[A block of data]
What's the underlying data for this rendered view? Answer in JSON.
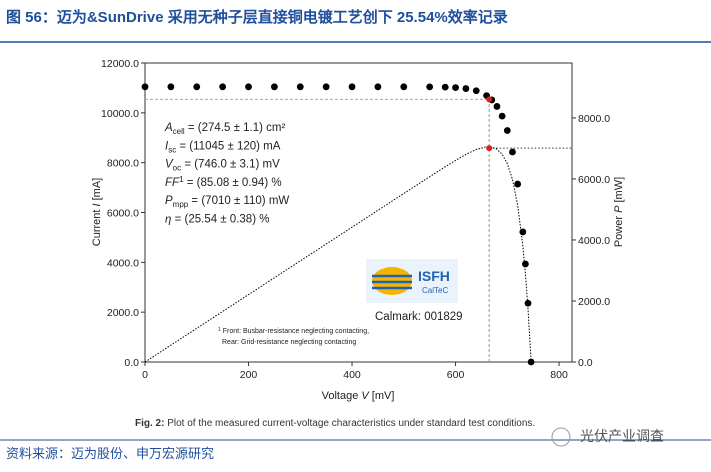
{
  "header": {
    "title": "图 56：迈为&SunDrive 采用无种子层直接铜电镀工艺创下 25.54%效率记录"
  },
  "chart_data": {
    "type": "line",
    "xlabel": {
      "text": "Voltage ",
      "symbol": "V",
      "unit": " [mV]"
    },
    "ylabel": {
      "text": "Current ",
      "symbol": "I",
      "unit": " [mA]"
    },
    "y2label": {
      "text": "Power ",
      "symbol": "P",
      "unit": " [mW]"
    },
    "x": [
      0,
      50,
      100,
      150,
      200,
      250,
      300,
      350,
      400,
      450,
      500,
      550,
      580,
      600,
      620,
      640,
      660,
      670,
      680,
      690,
      700,
      710,
      720,
      730,
      735,
      740,
      746
    ],
    "series": [
      {
        "color": "#000000",
        "style": "dots",
        "axis": "y",
        "values": [
          11045,
          11045,
          11045,
          11045,
          11045,
          11045,
          11045,
          11045,
          11045,
          11044,
          11044,
          11041,
          11031,
          11013,
          10974,
          10886,
          10691,
          10517,
          10256,
          9869,
          9291,
          8428,
          7141,
          5221,
          3932,
          2357,
          0
        ]
      },
      {
        "color": "#000000",
        "style": "dotted",
        "axis": "y2",
        "values": [
          0,
          552,
          1105,
          1657,
          2209,
          2761,
          3314,
          3866,
          4418,
          4970,
          5522,
          6073,
          6398,
          6608,
          6804,
          6967,
          7056,
          7046,
          6974,
          6810,
          6504,
          5984,
          5142,
          3811,
          2890,
          1744,
          0
        ]
      }
    ],
    "mpp": {
      "x": 665,
      "current": 10540,
      "power": 7010,
      "color": "#d9201f"
    },
    "xlim": [
      0,
      825
    ],
    "xticks": [
      0,
      200,
      400,
      600,
      800
    ],
    "ylim": [
      0,
      12000
    ],
    "yticks": [
      {
        "value": 0,
        "label": "0.0"
      },
      {
        "value": 2000,
        "label": "2000.0"
      },
      {
        "value": 4000,
        "label": "4000.0"
      },
      {
        "value": 6000,
        "label": "6000.0"
      },
      {
        "value": 8000,
        "label": "8000.0"
      },
      {
        "value": 10000,
        "label": "10000.0"
      },
      {
        "value": 12000,
        "label": "12000.0"
      }
    ],
    "y2lim": [
      0,
      9800
    ],
    "y2ticks": [
      {
        "value": 0,
        "label": "0.0"
      },
      {
        "value": 2000,
        "label": "2000.0"
      },
      {
        "value": 4000,
        "label": "4000.0"
      },
      {
        "value": 6000,
        "label": "6000.0"
      },
      {
        "value": 8000,
        "label": "8000.0"
      }
    ],
    "annotations": [
      {
        "symbol": "A",
        "sub": "cell",
        "text": " = (274.5 ± 1.1) cm²"
      },
      {
        "symbol": "I",
        "sub": "sc",
        "text": " = (11045 ± 120) mA"
      },
      {
        "symbol": "V",
        "sub": "oc",
        "text": " = (746.0 ± 3.1) mV"
      },
      {
        "symbol": "FF",
        "sup": "1",
        "text": " = (85.08 ± 0.94) %"
      },
      {
        "symbol": "P",
        "sub": "mpp",
        "text": " = (7010 ± 110) mW"
      },
      {
        "symbol": "η",
        "text": " = (25.54 ± 0.38) %"
      }
    ],
    "logo": {
      "name": "ISFH",
      "sub": "CalTeC"
    },
    "calmark": "Calmark: 001829",
    "footnote": {
      "mark": "1",
      "line1": " Front: Busbar-resistance neglecting contacting,",
      "line2": "Rear: Grid-resistance neglecting contacting"
    },
    "caption": {
      "label": "Fig. 2:",
      "text": " Plot of the measured current-voltage characteristics under standard test conditions."
    }
  },
  "source": "资料来源：迈为股份、申万宏源研究",
  "watermark": "光伏产业调查"
}
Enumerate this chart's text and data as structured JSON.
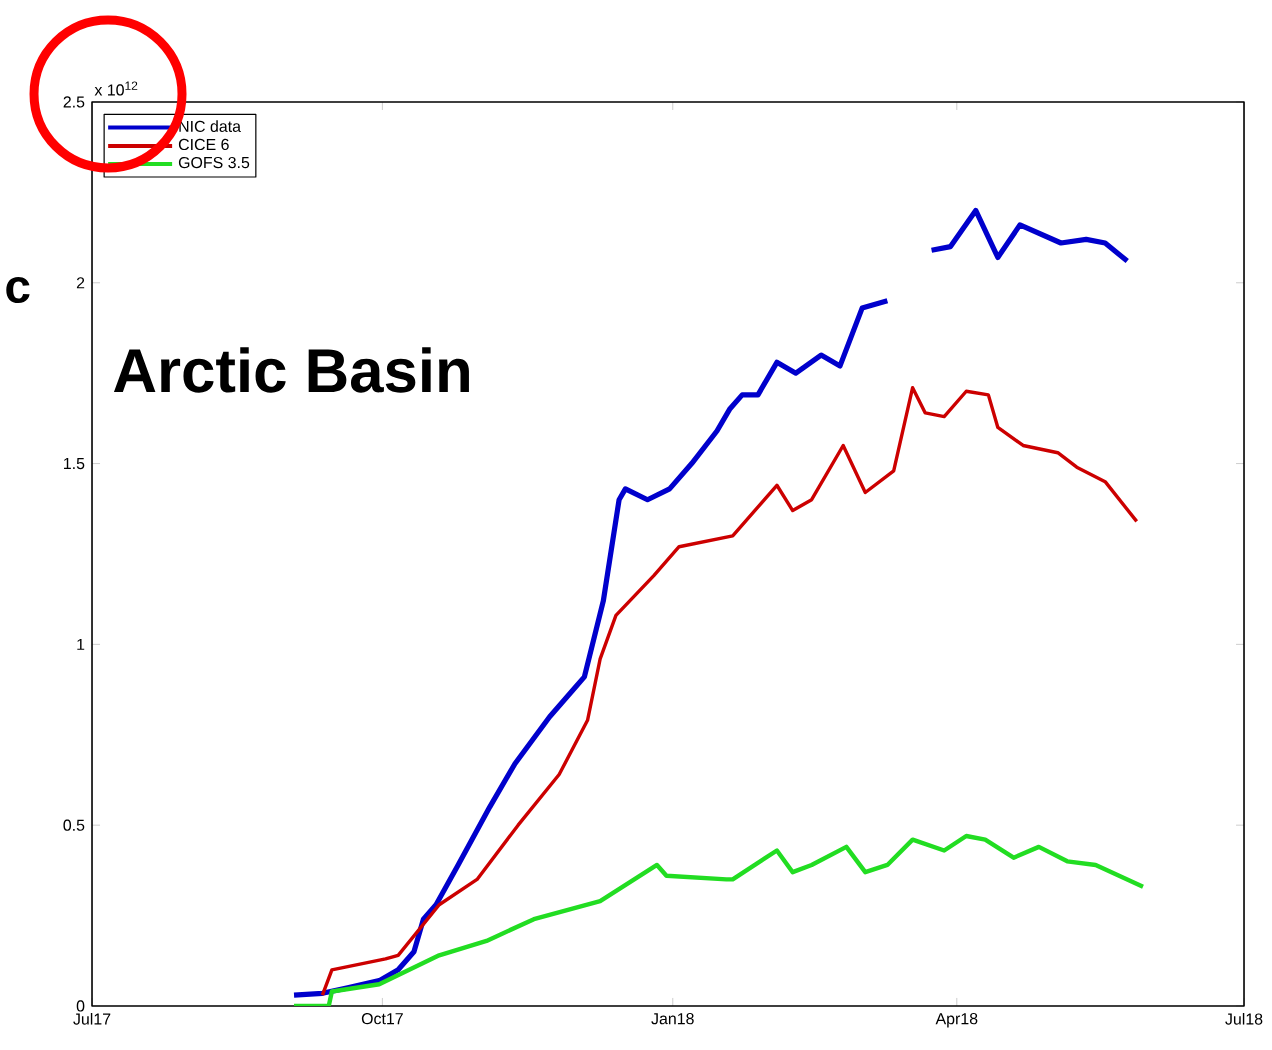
{
  "chart_data": {
    "type": "line",
    "title": "Arctic Basin",
    "annotations": [
      "x 10$^{12}$",
      "c"
    ],
    "xlim": [
      "2017-07-01",
      "2018-07-01"
    ],
    "xticks": [
      {
        "value": "2017-07-01",
        "label": "Jul17"
      },
      {
        "value": "2017-10-01",
        "label": "Oct17"
      },
      {
        "value": "2018-01-01",
        "label": "Jan18"
      },
      {
        "value": "2018-04-01",
        "label": "Apr18"
      },
      {
        "value": "2018-07-01",
        "label": "Jul18"
      }
    ],
    "ylim": [
      0,
      2.5
    ],
    "yticks": [
      0,
      0.5,
      1,
      1.5,
      2,
      2.5
    ],
    "grid": false,
    "legend": "top left",
    "marker": "none",
    "line_style": "solid",
    "series": [
      {
        "name": "NIC data",
        "color": "#0000cc",
        "x": [
          "2017-09-03",
          "2017-09-12",
          "2017-09-20",
          "2017-09-30",
          "2017-10-06",
          "2017-10-11",
          "2017-10-14",
          "2017-10-18",
          "2017-10-25",
          "2017-11-04",
          "2017-11-12",
          "2017-11-23",
          "2017-12-01",
          "2017-12-04",
          "2017-12-10",
          "2017-12-15",
          "2017-12-17",
          "2017-12-24",
          "2017-12-31",
          "2018-01-07",
          "2018-01-15",
          "2018-01-19",
          "2018-01-23",
          "2018-01-28",
          "2018-02-03",
          "2018-02-09",
          "2018-02-17",
          "2018-02-23",
          "2018-03-02",
          "2018-03-10",
          "2018-03-17",
          "2018-03-24",
          "2018-03-30",
          "2018-04-07",
          "2018-04-14",
          "2018-04-21",
          "2018-05-04",
          "2018-05-12",
          "2018-05-18",
          "2018-05-25"
        ],
        "values": [
          0.03,
          0.035,
          0.05,
          0.07,
          0.1,
          0.15,
          0.24,
          0.28,
          0.39,
          0.55,
          0.67,
          0.8,
          0.88,
          0.91,
          1.12,
          1.4,
          1.43,
          1.4,
          1.43,
          1.5,
          1.59,
          1.65,
          1.69,
          1.69,
          1.78,
          1.75,
          1.8,
          1.77,
          1.93,
          1.95,
          null,
          2.09,
          2.1,
          2.2,
          2.07,
          2.16,
          2.11,
          2.12,
          2.11,
          2.06
        ]
      },
      {
        "name": "CICE 6",
        "color": "#cc0000",
        "x": [
          "2017-09-12",
          "2017-09-15",
          "2017-10-02",
          "2017-10-06",
          "2017-10-19",
          "2017-10-31",
          "2017-11-13",
          "2017-11-26",
          "2017-12-05",
          "2017-12-09",
          "2017-12-14",
          "2017-12-26",
          "2018-01-03",
          "2018-01-20",
          "2018-02-03",
          "2018-02-08",
          "2018-02-14",
          "2018-02-24",
          "2018-03-03",
          "2018-03-12",
          "2018-03-18",
          "2018-03-22",
          "2018-03-28",
          "2018-04-04",
          "2018-04-11",
          "2018-04-14",
          "2018-04-22",
          "2018-05-03",
          "2018-05-09",
          "2018-05-18",
          "2018-05-28"
        ],
        "values": [
          0.03,
          0.1,
          0.13,
          0.14,
          0.28,
          0.35,
          0.5,
          0.64,
          0.79,
          0.96,
          1.08,
          1.19,
          1.27,
          1.3,
          1.44,
          1.37,
          1.4,
          1.55,
          1.42,
          1.48,
          1.71,
          1.64,
          1.63,
          1.7,
          1.69,
          1.6,
          1.55,
          1.53,
          1.49,
          1.45,
          1.34
        ]
      },
      {
        "name": "GOFS 3.5",
        "color": "#22dd22",
        "x": [
          "2017-09-03",
          "2017-09-14",
          "2017-09-15",
          "2017-09-30",
          "2017-10-19",
          "2017-11-03",
          "2017-11-18",
          "2017-12-09",
          "2017-12-27",
          "2017-12-30",
          "2018-01-18",
          "2018-01-20",
          "2018-02-03",
          "2018-02-08",
          "2018-02-14",
          "2018-02-25",
          "2018-03-03",
          "2018-03-10",
          "2018-03-18",
          "2018-03-28",
          "2018-04-04",
          "2018-04-10",
          "2018-04-19",
          "2018-04-27",
          "2018-05-06",
          "2018-05-15",
          "2018-05-30"
        ],
        "values": [
          0,
          0,
          0.04,
          0.06,
          0.14,
          0.18,
          0.24,
          0.29,
          0.39,
          0.36,
          0.35,
          0.35,
          0.43,
          0.37,
          0.39,
          0.44,
          0.37,
          0.39,
          0.46,
          0.43,
          0.47,
          0.46,
          0.41,
          0.44,
          0.4,
          0.39,
          0.33
        ]
      }
    ]
  }
}
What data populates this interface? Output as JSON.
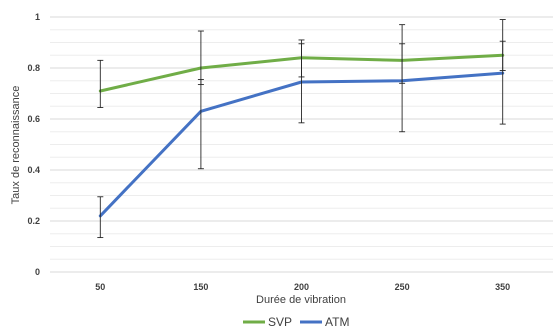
{
  "chart_data": {
    "type": "line",
    "xlabel": "Durée de vibration",
    "ylabel": "Taux de reconnaissance",
    "categories": [
      "50",
      "150",
      "200",
      "250",
      "350"
    ],
    "ylim": [
      0,
      1
    ],
    "yticks": [
      "0",
      "0.2",
      "0.4",
      "0.6",
      "0.8",
      "1"
    ],
    "grid": true,
    "legend_position": "bottom",
    "series": [
      {
        "name": "SVP",
        "color": "#70AD47",
        "values": [
          0.71,
          0.8,
          0.84,
          0.83,
          0.85
        ],
        "error_low": [
          0.645,
          0.735,
          0.765,
          0.74,
          0.79
        ],
        "error_high": [
          0.83,
          0.945,
          0.91,
          0.895,
          0.905
        ]
      },
      {
        "name": "ATM",
        "color": "#4472C4",
        "values": [
          0.22,
          0.63,
          0.745,
          0.75,
          0.78
        ],
        "error_low": [
          0.135,
          0.405,
          0.585,
          0.55,
          0.58
        ],
        "error_high": [
          0.295,
          0.755,
          0.895,
          0.97,
          0.99
        ]
      }
    ]
  }
}
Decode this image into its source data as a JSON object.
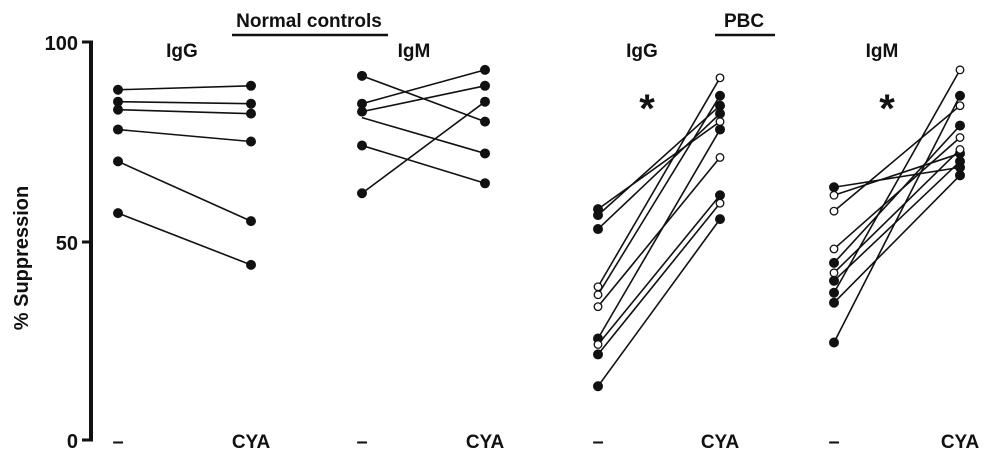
{
  "chart_data": {
    "type": "line",
    "ylabel": "% Suppression",
    "ylim": [
      0,
      100
    ],
    "yticks": [
      0,
      50,
      100
    ],
    "grid": false,
    "group_titles": [
      "Normal controls",
      "PBC"
    ],
    "significance_mark": "*",
    "panels": [
      {
        "group": "Normal controls",
        "label": "IgG",
        "x_labels": [
          "–",
          "CYA"
        ],
        "significant": false,
        "pairs": [
          {
            "before": 88,
            "after": 89,
            "fill_before": "filled",
            "fill_after": "filled"
          },
          {
            "before": 85,
            "after": 84.5,
            "fill_before": "filled",
            "fill_after": "filled"
          },
          {
            "before": 83,
            "after": 82,
            "fill_before": "filled",
            "fill_after": "filled"
          },
          {
            "before": 78,
            "after": 75,
            "fill_before": "filled",
            "fill_after": "filled"
          },
          {
            "before": 70,
            "after": 55,
            "fill_before": "filled",
            "fill_after": "filled"
          },
          {
            "before": 57,
            "after": 44,
            "fill_before": "filled",
            "fill_after": "filled"
          }
        ]
      },
      {
        "group": "Normal controls",
        "label": "IgM",
        "x_labels": [
          "–",
          "CYA"
        ],
        "significant": false,
        "pairs": [
          {
            "before": 91.5,
            "after": 80,
            "fill_before": "filled",
            "fill_after": "filled"
          },
          {
            "before": 84.5,
            "after": 93,
            "fill_before": "filled",
            "fill_after": "filled"
          },
          {
            "before": 82.5,
            "after": 89,
            "fill_before": "filled",
            "fill_after": "filled"
          },
          {
            "before": 81,
            "after": 72,
            "fill_before": "none",
            "fill_after": "filled"
          },
          {
            "before": 74,
            "after": 64.5,
            "fill_before": "filled",
            "fill_after": "filled"
          },
          {
            "before": 62,
            "after": 85,
            "fill_before": "filled",
            "fill_after": "filled"
          }
        ]
      },
      {
        "group": "PBC",
        "label": "IgG",
        "x_labels": [
          "–",
          "CYA"
        ],
        "significant": true,
        "pairs": [
          {
            "before": 58,
            "after": 80,
            "fill_before": "filled",
            "fill_after": "open"
          },
          {
            "before": 56.5,
            "after": 84,
            "fill_before": "filled",
            "fill_after": "filled"
          },
          {
            "before": 53,
            "after": 82,
            "fill_before": "filled",
            "fill_after": "filled"
          },
          {
            "before": 38.5,
            "after": 91,
            "fill_before": "open",
            "fill_after": "open"
          },
          {
            "before": 36.5,
            "after": 86.5,
            "fill_before": "open",
            "fill_after": "filled"
          },
          {
            "before": 33.5,
            "after": 71,
            "fill_before": "open",
            "fill_after": "open"
          },
          {
            "before": 25.5,
            "after": 78,
            "fill_before": "filled",
            "fill_after": "filled"
          },
          {
            "before": 24,
            "after": 61.5,
            "fill_before": "open",
            "fill_after": "filled"
          },
          {
            "before": 21.5,
            "after": 59.5,
            "fill_before": "filled",
            "fill_after": "open"
          },
          {
            "before": 13.5,
            "after": 55.5,
            "fill_before": "filled",
            "fill_after": "filled"
          }
        ]
      },
      {
        "group": "PBC",
        "label": "IgM",
        "x_labels": [
          "–",
          "CYA"
        ],
        "significant": true,
        "pairs": [
          {
            "before": 63.5,
            "after": 68.5,
            "fill_before": "filled",
            "fill_after": "filled"
          },
          {
            "before": 61.5,
            "after": 72,
            "fill_before": "open",
            "fill_after": "filled"
          },
          {
            "before": 57.5,
            "after": 84,
            "fill_before": "open",
            "fill_after": "open"
          },
          {
            "before": 48,
            "after": 76,
            "fill_before": "open",
            "fill_after": "open"
          },
          {
            "before": 44.5,
            "after": 79,
            "fill_before": "filled",
            "fill_after": "filled"
          },
          {
            "before": 42,
            "after": 73,
            "fill_before": "open",
            "fill_after": "open"
          },
          {
            "before": 40,
            "after": 70,
            "fill_before": "filled",
            "fill_after": "filled"
          },
          {
            "before": 37,
            "after": 93,
            "fill_before": "filled",
            "fill_after": "open"
          },
          {
            "before": 34.5,
            "after": 66.5,
            "fill_before": "filled",
            "fill_after": "filled"
          },
          {
            "before": 24.5,
            "after": 86.5,
            "fill_before": "filled",
            "fill_after": "filled"
          }
        ]
      }
    ]
  }
}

[Stated exercise] Identify the lines in the entries that hold "color" and return each one.

[Problem solution]
        "color": "#000000",
        "color": "#000000",
      "color": "#d9201f"
        "color": "#0000cc",
        "color": "#cc0000",
        "color": "#22dd22",
        "color": "#70AD47",
        "color": "#4472C4",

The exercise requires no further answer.